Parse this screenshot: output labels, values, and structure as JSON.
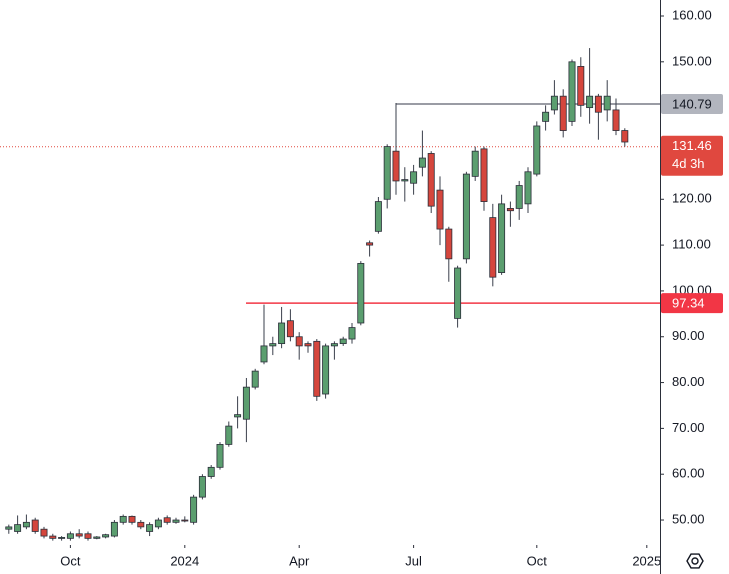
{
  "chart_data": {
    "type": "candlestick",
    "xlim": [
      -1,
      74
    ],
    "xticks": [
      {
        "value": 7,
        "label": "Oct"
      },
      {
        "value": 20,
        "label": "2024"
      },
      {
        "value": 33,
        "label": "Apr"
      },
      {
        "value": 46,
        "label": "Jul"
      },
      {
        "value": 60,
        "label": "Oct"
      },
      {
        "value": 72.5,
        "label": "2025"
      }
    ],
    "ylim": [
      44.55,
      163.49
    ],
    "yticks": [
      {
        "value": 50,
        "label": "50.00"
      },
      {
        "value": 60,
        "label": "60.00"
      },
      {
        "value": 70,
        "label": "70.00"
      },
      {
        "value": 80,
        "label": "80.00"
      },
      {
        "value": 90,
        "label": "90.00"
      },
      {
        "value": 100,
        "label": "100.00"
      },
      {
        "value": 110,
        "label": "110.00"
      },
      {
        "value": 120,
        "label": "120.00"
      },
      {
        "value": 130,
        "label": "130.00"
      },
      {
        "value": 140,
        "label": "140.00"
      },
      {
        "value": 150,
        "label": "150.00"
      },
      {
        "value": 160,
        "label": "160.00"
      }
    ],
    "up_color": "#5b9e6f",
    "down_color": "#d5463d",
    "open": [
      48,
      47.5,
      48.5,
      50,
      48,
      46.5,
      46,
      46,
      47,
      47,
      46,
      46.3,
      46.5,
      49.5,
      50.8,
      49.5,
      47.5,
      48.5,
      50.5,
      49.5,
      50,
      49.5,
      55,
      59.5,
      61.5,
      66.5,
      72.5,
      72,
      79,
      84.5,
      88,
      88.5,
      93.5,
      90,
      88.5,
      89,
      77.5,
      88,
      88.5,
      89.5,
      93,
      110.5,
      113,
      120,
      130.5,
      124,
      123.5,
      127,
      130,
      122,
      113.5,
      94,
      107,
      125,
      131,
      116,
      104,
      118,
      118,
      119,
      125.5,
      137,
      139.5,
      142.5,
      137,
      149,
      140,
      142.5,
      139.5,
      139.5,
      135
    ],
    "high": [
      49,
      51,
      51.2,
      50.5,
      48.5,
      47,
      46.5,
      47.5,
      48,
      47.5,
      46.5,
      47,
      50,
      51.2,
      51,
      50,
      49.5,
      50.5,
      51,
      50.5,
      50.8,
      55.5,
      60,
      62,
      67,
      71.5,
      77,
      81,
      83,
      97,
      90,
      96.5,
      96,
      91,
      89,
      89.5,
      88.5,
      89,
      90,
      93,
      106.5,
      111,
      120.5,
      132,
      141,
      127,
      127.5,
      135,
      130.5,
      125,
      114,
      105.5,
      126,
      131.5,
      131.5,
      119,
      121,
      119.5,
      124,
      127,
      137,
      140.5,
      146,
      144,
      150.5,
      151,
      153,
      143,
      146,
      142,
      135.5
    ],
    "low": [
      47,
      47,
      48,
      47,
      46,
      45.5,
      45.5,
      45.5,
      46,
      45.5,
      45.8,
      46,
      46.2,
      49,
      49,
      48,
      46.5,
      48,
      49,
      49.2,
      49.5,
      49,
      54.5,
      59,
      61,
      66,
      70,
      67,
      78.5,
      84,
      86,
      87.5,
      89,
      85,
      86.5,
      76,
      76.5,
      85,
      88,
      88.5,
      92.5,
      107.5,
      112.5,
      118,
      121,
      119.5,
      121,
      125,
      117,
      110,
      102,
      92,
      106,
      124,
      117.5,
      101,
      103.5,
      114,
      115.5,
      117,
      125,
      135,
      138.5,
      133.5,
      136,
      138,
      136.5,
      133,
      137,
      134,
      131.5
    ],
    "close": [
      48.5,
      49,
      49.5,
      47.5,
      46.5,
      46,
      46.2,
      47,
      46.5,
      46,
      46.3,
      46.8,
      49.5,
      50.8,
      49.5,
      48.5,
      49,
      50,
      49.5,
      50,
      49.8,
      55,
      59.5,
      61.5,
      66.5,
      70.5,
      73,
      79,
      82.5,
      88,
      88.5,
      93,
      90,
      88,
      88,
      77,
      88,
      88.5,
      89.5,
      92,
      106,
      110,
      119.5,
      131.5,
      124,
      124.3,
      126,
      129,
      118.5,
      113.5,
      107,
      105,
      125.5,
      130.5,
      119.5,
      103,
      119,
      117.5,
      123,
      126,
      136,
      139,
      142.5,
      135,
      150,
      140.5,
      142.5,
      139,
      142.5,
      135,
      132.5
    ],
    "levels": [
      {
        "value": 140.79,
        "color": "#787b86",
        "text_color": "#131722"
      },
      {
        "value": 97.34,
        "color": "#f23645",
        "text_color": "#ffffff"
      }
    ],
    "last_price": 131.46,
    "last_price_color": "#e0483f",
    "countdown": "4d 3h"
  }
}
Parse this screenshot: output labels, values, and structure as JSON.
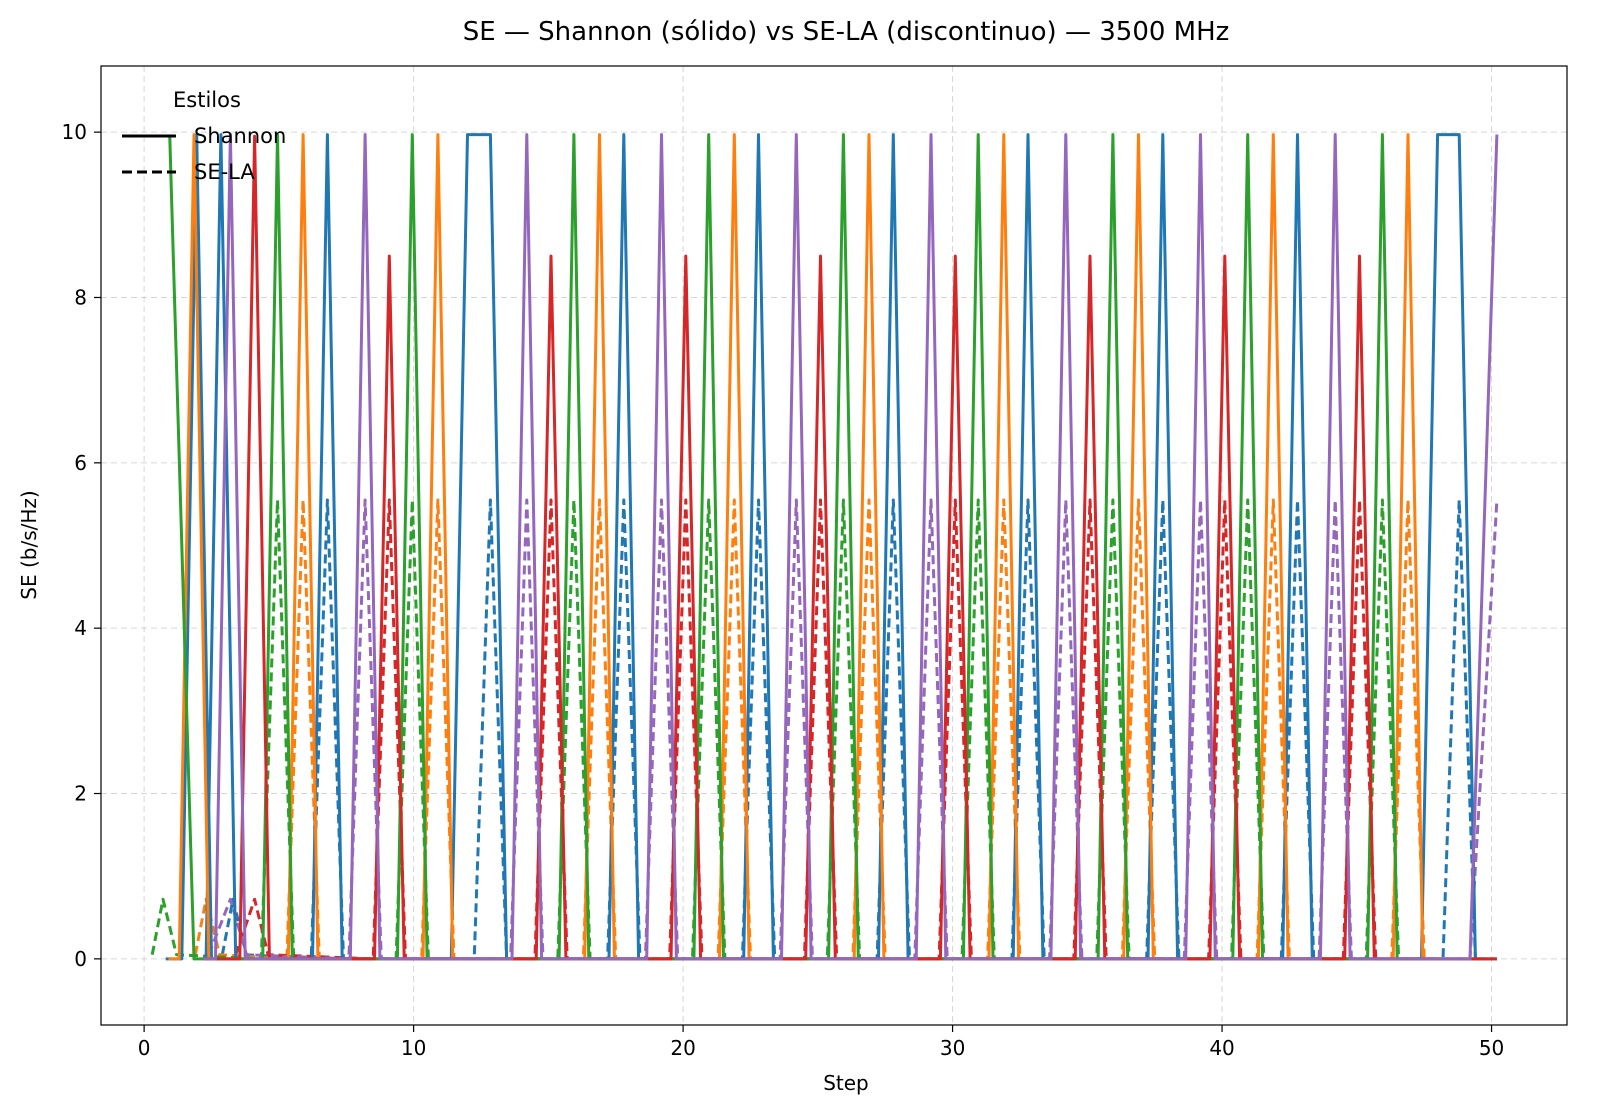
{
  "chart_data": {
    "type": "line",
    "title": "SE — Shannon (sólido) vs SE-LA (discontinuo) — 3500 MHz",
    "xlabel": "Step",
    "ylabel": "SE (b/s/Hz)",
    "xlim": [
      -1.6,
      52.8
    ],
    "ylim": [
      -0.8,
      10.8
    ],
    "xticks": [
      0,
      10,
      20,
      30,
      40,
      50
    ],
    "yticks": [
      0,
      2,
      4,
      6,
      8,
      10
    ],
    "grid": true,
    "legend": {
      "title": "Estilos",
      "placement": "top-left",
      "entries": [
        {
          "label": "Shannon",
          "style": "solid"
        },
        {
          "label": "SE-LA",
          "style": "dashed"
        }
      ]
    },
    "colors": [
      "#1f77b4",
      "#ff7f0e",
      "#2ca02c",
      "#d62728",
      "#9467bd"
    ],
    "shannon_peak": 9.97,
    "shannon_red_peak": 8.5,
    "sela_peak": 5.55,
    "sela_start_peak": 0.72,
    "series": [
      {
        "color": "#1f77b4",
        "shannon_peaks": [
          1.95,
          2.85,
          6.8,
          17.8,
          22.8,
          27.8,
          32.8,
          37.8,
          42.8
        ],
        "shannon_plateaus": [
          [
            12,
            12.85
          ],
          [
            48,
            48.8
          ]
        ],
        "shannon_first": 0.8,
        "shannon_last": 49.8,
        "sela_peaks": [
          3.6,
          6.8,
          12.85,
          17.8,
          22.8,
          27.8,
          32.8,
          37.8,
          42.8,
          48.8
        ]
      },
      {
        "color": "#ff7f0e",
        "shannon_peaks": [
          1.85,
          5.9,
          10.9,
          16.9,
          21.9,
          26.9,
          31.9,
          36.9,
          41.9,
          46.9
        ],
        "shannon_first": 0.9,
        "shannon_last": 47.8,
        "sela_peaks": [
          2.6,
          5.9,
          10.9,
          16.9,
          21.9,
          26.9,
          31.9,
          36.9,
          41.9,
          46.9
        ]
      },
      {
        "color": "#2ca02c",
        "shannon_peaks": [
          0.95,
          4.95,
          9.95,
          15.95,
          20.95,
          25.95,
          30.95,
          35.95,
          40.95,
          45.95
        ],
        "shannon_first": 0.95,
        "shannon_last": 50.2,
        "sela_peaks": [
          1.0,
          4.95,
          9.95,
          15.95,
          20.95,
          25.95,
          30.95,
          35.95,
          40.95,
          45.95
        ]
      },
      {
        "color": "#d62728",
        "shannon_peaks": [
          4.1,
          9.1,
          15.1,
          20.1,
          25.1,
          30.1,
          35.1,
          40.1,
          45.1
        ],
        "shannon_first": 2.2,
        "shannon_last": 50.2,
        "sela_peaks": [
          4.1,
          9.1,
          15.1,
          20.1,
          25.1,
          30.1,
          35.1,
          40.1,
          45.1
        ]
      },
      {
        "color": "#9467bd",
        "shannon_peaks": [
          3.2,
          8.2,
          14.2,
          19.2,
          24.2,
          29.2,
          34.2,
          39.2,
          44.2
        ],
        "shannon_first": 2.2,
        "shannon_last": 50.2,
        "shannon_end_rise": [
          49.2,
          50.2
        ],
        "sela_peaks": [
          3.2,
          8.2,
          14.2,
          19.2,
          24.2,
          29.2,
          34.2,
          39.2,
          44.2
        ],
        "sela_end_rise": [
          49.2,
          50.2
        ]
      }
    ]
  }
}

· · · · · · ·

Exercise: Only lines with the string "title" belong in your answer; copy each one.

Solution for this exercise:
    "title": "SE — Shannon (sólido) vs SE-LA (discontinuo) — 3500 MHz",
      "title": "Estilos",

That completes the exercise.